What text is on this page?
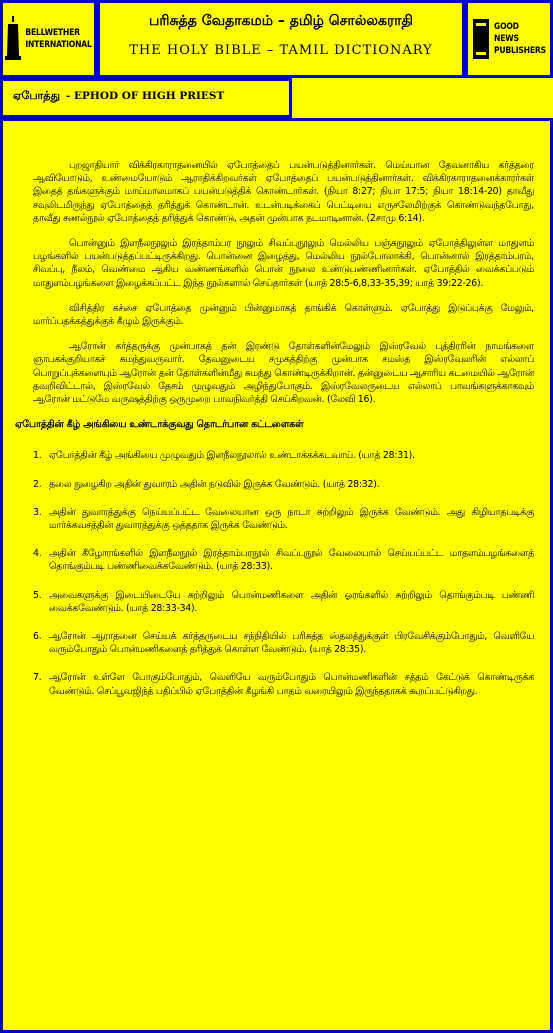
BELLWETHER
INTERNATIONAL
பரிசுத்த வேதாகமம் – தமிழ் சொல்லகராதி
THE HOLY BIBLE – TAMIL DICTIONARY
GOOD NEWS
PUBLISHERS
ஏபோத்து - EPHOD OF HIGH PRIEST

புறஜாதியார் விக்கிரகாராதனையில் ஏபோத்தைப் பயன்படுத்தினார்கள். மெய்யான தேவனாகிய கர்த்தரை ஆவியோடும், உண்மையோடும் ஆராதிக்கிறவர்கள் ஏபோத்தைப் பயன்படுத்தினார்கள். விக்கிரகாராதனைக்காரர்கள் இதைத் தங்களுக்கும் மாய்மாலமாகப் பயன்படுத்திக் கொண்டார்கள். (நியா 8:27; நியா 17:5; நியா 18:14-20) தாவீது சவுலிடமிருந்து ஏபோத்தைத் தரித்துக் கொண்டான். உடன்படிக்கைப் பெட்டியை எருசலேமிற்குக் கொண்டுவந்தபோது, தாவீது சணல்நூல் ஏபோத்தைத் தரித்துக் கொண்டு, அதன் முன்பாக நடமாடினான். (2சாமு 6:14).

பொன்னும் இளநீலநூலும் இரத்தாம்பர நூலும் சிவப்புநூலும் மெல்லிய பஞ்சுநூலும் ஏபோத்திலுள்ள மாதுளம் பழங்களில் பயன்படுத்தப்பட்டிருக்கிறது. பொன்னை இழைத்து, மெல்லிய நூல்போலாக்கி, பொன்னால் இரத்தாம்பரம், சிவப்பு, நீலம், வெண்மை ஆகிய வண்ணங்களில் பொன் நூலை உண்டுபண்ணினார்கள். ஏபோத்தில் வைக்கப்படும் மாதுளம்பழங்களை இழைக்கப்பட்ட இந்த நூல்களால் செய்தார்கள் (யாத் 28:5-6,8,33-35,39; யாத் 39:22-26).

விசித்திர கச்சை ஏபோத்தை முன்னும் பின்னுமாகத் தாங்கிக் கொள்ளும். ஏபோத்து இடுப்புக்கு மேலும், மார்ப்பதக்கத்துக்குக் கீழும் இருக்கும்.

ஆரோன் கர்த்தருக்கு முன்பாகத் தன் இரண்டு தோள்களின்மேலும் இஸ்ரவேல் புத்திரரின் நாமங்களை ஞாபகக்குறியாகச் சுமந்துவருவார். தேவனுடைய சமுகத்திற்கு முன்பாக சமஸ்த இஸ்ரவேலரின் எல்லாப் பொறுப்புக்களையும் ஆரோன் தன் தோள்களின்மீது சுமந்து கொண்டிருக்கிறான். தன்னுடைய ஆசாரிய கடமையில் ஆரோன் தவறிவிட்டால், இஸ்ரவேல் தேசம் முழுவதும் அழிந்துபோகும். இஸ்ரவேலருடைய எல்லாப் பாவங்களுக்காகவும் ஆரோன் மட்டுமே வருஷத்திற்கு ஒருமுறை பாவநிவர்த்தி செய்கிறவன். (லேவி 16).

ஏபோத்தின் கீழ் அங்கியை உண்டாக்குவது தொடர்பான கட்டளைகள்

1. ஏபோத்தின் கீழ் அங்கியை முழுவதும் இளநீலநூலால் உண்டாக்கக்கடவாய். (யாத் 28:31).
2. தலை நுழைகிற அதின் துவாரம் அதின் நடுவில் இருக்க வேண்டும். (யாத் 28:32).
3. அதின் துவாரத்துக்கு நெய்யப்பட்ட வேலையான ஒரு நாடா சுற்றிலும் இருக்க வேண்டும். அது கிழியாதபடிக்கு மார்க்கவசத்தின் துவாரத்துக்கு ஒத்ததாக இருக்க வேண்டும்.
4. அதின் கீழோரங்களில் இளநீலநூல் இரத்தாம்பரநூல் சிவப்புநூல் வேலையால் செய்யப்பட்ட மாதளம்பழங்களைத் தொங்கும்படி பண்ணிவைக்கவேண்டும். (யாத் 28:33).
5. அவைகளுக்கு இடையிடையே சுற்றிலும் பொன்மணிகளை அதின் ஓரங்களில் சுற்றிலும் தொங்கும்படி பண்ணி வைக்கவேண்டும். (யாத் 28:33-34).
6. ஆரோன் ஆராதனை செய்யக் கர்த்தருடைய சந்நிதியில் பரிசுத்த ஸ்தலத்துக்குள் பிரவேசிக்கும்போதும், வெளியே வரும்போதும் பொன்மணிகளைத் தரித்துக் கொள்ள வேண்டும். (யாத் 28:35).
7. ஆரோன் உள்ளே போகும்போதும், வெளியே வரும்போதும் பொன்மணிகளின் சத்தம் கேட்டுக் கொண்டிருக்க வேண்டும். செப்பூவஜிந்த் பதிப்பில் ஏபோத்தின் கீழங்கி பாதம் வரையிலும் இருந்ததாகக் கூறப்பட்டுகிறது.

------------------------

» Problem requirements:
Transcribe the full listing above exactly as it stands, minus the pictures.

» Result for this task:
What text is on this page?
BELLWETHER
INTERNATIONAL
பரிசுத்த வேதாகமம் – தமிழ் சொல்லகராதி
THE HOLY BIBLE – TAMIL DICTIONARY
GOOD NEWS
PUBLISHERS
ஏபோத்து - EPHOD OF HIGH PRIEST

புறஜாதியார் விக்கிரகாராதனையில் ஏபோத்தைப் பயன்படுத்தினார்கள். மெய்யான தேவனாகிய கர்த்தரை ஆவியோடும், உண்மையோடும் ஆராதிக்கிறவர்கள் ஏபோத்தைப் பயன்படுத்தினார்கள். விக்கிரகாராதனைக்காரர்கள் இதைத் தங்களுக்கும் மாய்மாலமாகப் பயன்படுத்திக் கொண்டார்கள். (நியா 8:27; நியா 17:5; நியா 18:14-20) தாவீது சவுலிடமிருந்து ஏபோத்தைத் தரித்துக் கொண்டான். உடன்படிக்கைப் பெட்டியை எருசலேமிற்குக் கொண்டுவந்தபோது, தாவீது சணல்நூல் ஏபோத்தைத் தரித்துக் கொண்டு, அதன் முன்பாக நடமாடினான். (2சாமு 6:14).

பொன்னும் இளநீலநூலும் இரத்தாம்பர நூலும் சிவப்புநூலும் மெல்லிய பஞ்சுநூலும் ஏபோத்திலுள்ள மாதுளம் பழங்களில் பயன்படுத்தப்பட்டிருக்கிறது. பொன்னை இழைத்து, மெல்லிய நூல்போலாக்கி, பொன்னால் இரத்தாம்பரம், சிவப்பு, நீலம், வெண்மை ஆகிய வண்ணங்களில் பொன் நூலை உண்டுபண்ணினார்கள். ஏபோத்தில் வைக்கப்படும் மாதுளம்பழங்களை இழைக்கப்பட்ட இந்த நூல்களால் செய்தார்கள் (யாத் 28:5-6,8,33-35,39; யாத் 39:22-26).

விசித்திர கச்சை ஏபோத்தை முன்னும் பின்னுமாகத் தாங்கிக் கொள்ளும். ஏபோத்து இடுப்புக்கு மேலும், மார்ப்பதக்கத்துக்குக் கீழும் இருக்கும்.

ஆரோன் கர்த்தருக்கு முன்பாகத் தன் இரண்டு தோள்களின்மேலும் இஸ்ரவேல் புத்திரரின் நாமங்களை ஞாபகக்குறியாகச் சுமந்துவருவார். தேவனுடைய சமுகத்திற்கு முன்பாக சமஸ்த இஸ்ரவேலரின் எல்லாப் பொறுப்புக்களையும் ஆரோன் தன் தோள்களின்மீது சுமந்து கொண்டிருக்கிறான். தன்னுடைய ஆசாரிய கடமையில் ஆரோன் தவறிவிட்டால், இஸ்ரவேல் தேசம் முழுவதும் அழிந்துபோகும். இஸ்ரவேலருடைய எல்லாப் பாவங்களுக்காகவும் ஆரோன் மட்டுமே வருஷத்திற்கு ஒருமுறை பாவநிவர்த்தி செய்கிறவன். (லேவி 16).

ஏபோத்தின் கீழ் அங்கியை உண்டாக்குவது தொடர்பான கட்டளைகள்

1. ஏபோத்தின் கீழ் அங்கியை முழுவதும் இளநீலநூலால் உண்டாக்கக்கடவாய். (யாத் 28:31).
2. தலை நுழைகிற அதின் துவாரம் அதின் நடுவில் இருக்க வேண்டும். (யாத் 28:32).
3. அதின் துவாரத்துக்கு நெய்யப்பட்ட வேலையான ஒரு நாடா சுற்றிலும் இருக்க வேண்டும். அது கிழியாதபடிக்கு மார்க்கவசத்தின் துவாரத்துக்கு ஒத்ததாக இருக்க வேண்டும்.
4. அதின் கீழோரங்களில் இளநீலநூல் இரத்தாம்பரநூல் சிவப்புநூல் வேலையால் செய்யப்பட்ட மாதளம்பழங்களைத் தொங்கும்படி பண்ணிவைக்கவேண்டும். (யாத் 28:33).
5. அவைகளுக்கு இடையிடையே சுற்றிலும் பொன்மணிகளை அதின் ஓரங்களில் சுற்றிலும் தொங்கும்படி பண்ணி வைக்கவேண்டும். (யாத் 28:33-34).
6. ஆரோன் ஆராதனை செய்யக் கர்த்தருடைய சந்நிதியில் பரிசுத்த ஸ்தலத்துக்குள் பிரவேசிக்கும்போதும், வெளியே வரும்போதும் பொன்மணிகளைத் தரித்துக் கொள்ள வேண்டும். (யாத் 28:35).
7. ஆரோன் உள்ளே போகும்போதும், வெளியே வரும்போதும் பொன்மணிகளின் சத்தம் கேட்டுக் கொண்டிருக்க வேண்டும். செப்பூவஜிந்த் பதிப்பில் ஏபோத்தின் கீழங்கி பாதம் வரையிலும் இருந்ததாகக் கூறப்பட்டுகிறது.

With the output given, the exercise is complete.